>> Begin Records provided
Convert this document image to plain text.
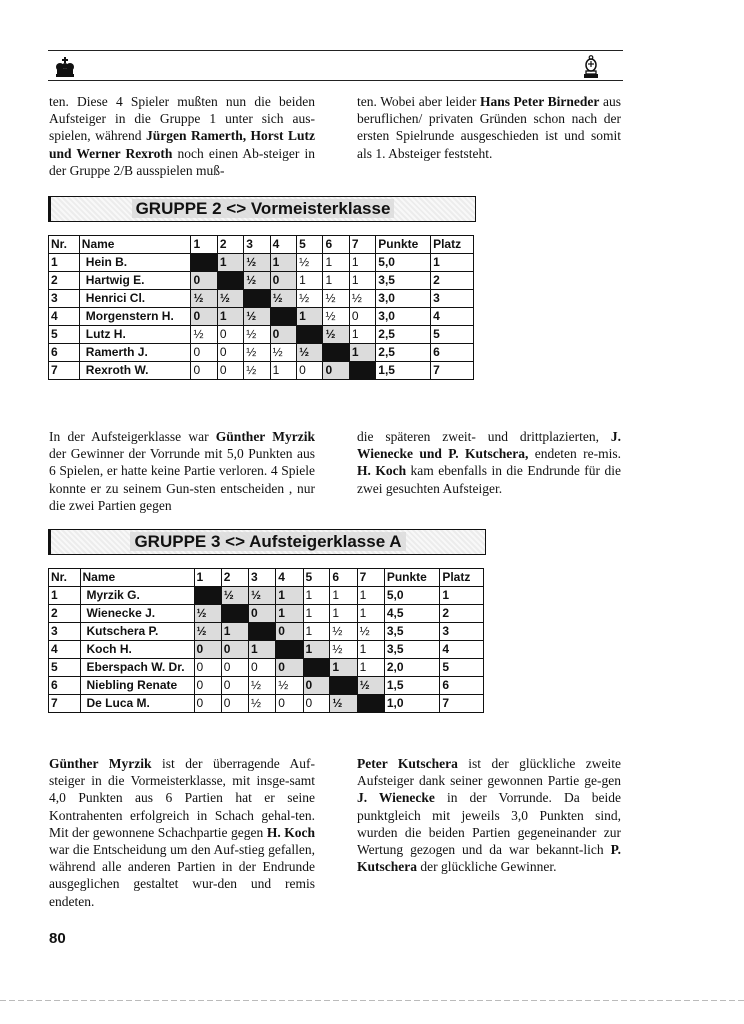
ten. Diese 4 Spieler mußten nun die beiden Aufsteiger in die Gruppe 1 unter sich aus-spielen, während Jürgen Ramerth, Horst Lutz und Werner Rexroth noch einen Ab-steiger in der Gruppe 2/B ausspielen muß-
ten. Wobei aber leider Hans Peter Birneder aus beruflichen/ privaten Gründen schon nach der ersten Spielrunde ausgeschieden ist und somit als 1. Absteiger feststeht.
GRUPPE 2 <> Vormeisterklasse
Nr.	Name	1	2	3	4	5	6	7	Punkte	Platz
1	Hein B.		1	½	1	½	1	1	5,0	1
2	Hartwig E.	0		½	0	1	1	1	3,5	2
3	Henrici Cl.	½	½		½	½	½	½	3,0	3
4	Morgenstern H.	0	1	½		1	½	0	3,0	4
5	Lutz H.	½	0	½	0		½	1	2,5	5
6	Ramerth J.	0	0	½	½	½		1	2,5	6
7	Rexroth W.	0	0	½	1	0	0		1,5	7
In der Aufsteigerklasse war Günther Myrzik der Gewinner der Vorrunde mit 5,0 Punkten aus 6 Spielen, er hatte keine Partie verloren. 4 Spiele konnte er zu seinem Gun-sten entscheiden , nur die zwei Partien gegen
die späteren zweit- und drittplazierten, J. Wienecke und P. Kutschera, endeten re-mis. H. Koch kam ebenfalls in die Endrunde für die zwei gesuchten Aufsteiger.
GRUPPE 3 <> Aufsteigerklasse A
Nr.	Name	1	2	3	4	5	6	7	Punkte	Platz
1	Myrzik G.		½	½	1	1	1	1	5,0	1
2	Wienecke J.	½		0	1	1	1	1	4,5	2
3	Kutschera P.	½	1		0	1	½	½	3,5	3
4	Koch H.	0	0	1		1	½	1	3,5	4
5	Eberspach W. Dr.	0	0	0	0		1	1	2,0	5
6	Niebling Renate	0	0	½	½	0		½	1,5	6
7	De Luca M.	0	0	½	0	0	½		1,0	7
Günther Myrzik ist der überragende Auf-steiger in die Vormeisterklasse, mit insge-samt 4,0 Punkten aus 6 Partien hat er seine Kontrahenten erfolgreich in Schach gehal-ten. Mit der gewonnene Schachpartie gegen H. Koch war die Entscheidung um den Auf-stieg gefallen, während alle anderen Partien in der Endrunde ausgeglichen gestaltet wur-den und remis endeten.
Peter Kutschera ist der glückliche zweite Aufsteiger dank seiner gewonnen Partie ge-gen J. Wienecke in der Vorrunde. Da beide punktgleich mit jeweils 3,0 Punkten sind, wurden die beiden Partien gegeneinander zur Wertung gezogen und da war bekannt-lich P. Kutschera der glückliche Gewinner.
80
>> End Records provided
# Required task:
Word for word, quote the full listing, omitting every picture.

# Solution:
Convert this document image to plain text.
ten. Diese 4 Spieler mußten nun die beiden Aufsteiger in die Gruppe 1 unter sich aus-spielen, während Jürgen Ramerth, Horst Lutz und Werner Rexroth noch einen Ab-steiger in der Gruppe 2/B ausspielen muß-
ten. Wobei aber leider Hans Peter Birneder aus beruflichen/ privaten Gründen schon nach der ersten Spielrunde ausgeschieden ist und somit als 1. Absteiger feststeht.
GRUPPE 2 <> Vormeisterklasse
Nr.	Name	1	2	3	4	5	6	7	Punkte	Platz
1	Hein B.		1	½	1	½	1	1	5,0	1
2	Hartwig E.	0		½	0	1	1	1	3,5	2
3	Henrici Cl.	½	½		½	½	½	½	3,0	3
4	Morgenstern H.	0	1	½		1	½	0	3,0	4
5	Lutz H.	½	0	½	0		½	1	2,5	5
6	Ramerth J.	0	0	½	½	½		1	2,5	6
7	Rexroth W.	0	0	½	1	0	0		1,5	7
In der Aufsteigerklasse war Günther Myrzik der Gewinner der Vorrunde mit 5,0 Punkten aus 6 Spielen, er hatte keine Partie verloren. 4 Spiele konnte er zu seinem Gun-sten entscheiden , nur die zwei Partien gegen
die späteren zweit- und drittplazierten, J. Wienecke und P. Kutschera, endeten re-mis. H. Koch kam ebenfalls in die Endrunde für die zwei gesuchten Aufsteiger.
GRUPPE 3 <> Aufsteigerklasse A
Nr.	Name	1	2	3	4	5	6	7	Punkte	Platz
1	Myrzik G.		½	½	1	1	1	1	5,0	1
2	Wienecke J.	½		0	1	1	1	1	4,5	2
3	Kutschera P.	½	1		0	1	½	½	3,5	3
4	Koch H.	0	0	1		1	½	1	3,5	4
5	Eberspach W. Dr.	0	0	0	0		1	1	2,0	5
6	Niebling Renate	0	0	½	½	0		½	1,5	6
7	De Luca M.	0	0	½	0	0	½		1,0	7
Günther Myrzik ist der überragende Auf-steiger in die Vormeisterklasse, mit insge-samt 4,0 Punkten aus 6 Partien hat er seine Kontrahenten erfolgreich in Schach gehal-ten. Mit der gewonnene Schachpartie gegen H. Koch war die Entscheidung um den Auf-stieg gefallen, während alle anderen Partien in der Endrunde ausgeglichen gestaltet wur-den und remis endeten.
Peter Kutschera ist der glückliche zweite Aufsteiger dank seiner gewonnen Partie ge-gen J. Wienecke in der Vorrunde. Da beide punktgleich mit jeweils 3,0 Punkten sind, wurden die beiden Partien gegeneinander zur Wertung gezogen und da war bekannt-lich P. Kutschera der glückliche Gewinner.
80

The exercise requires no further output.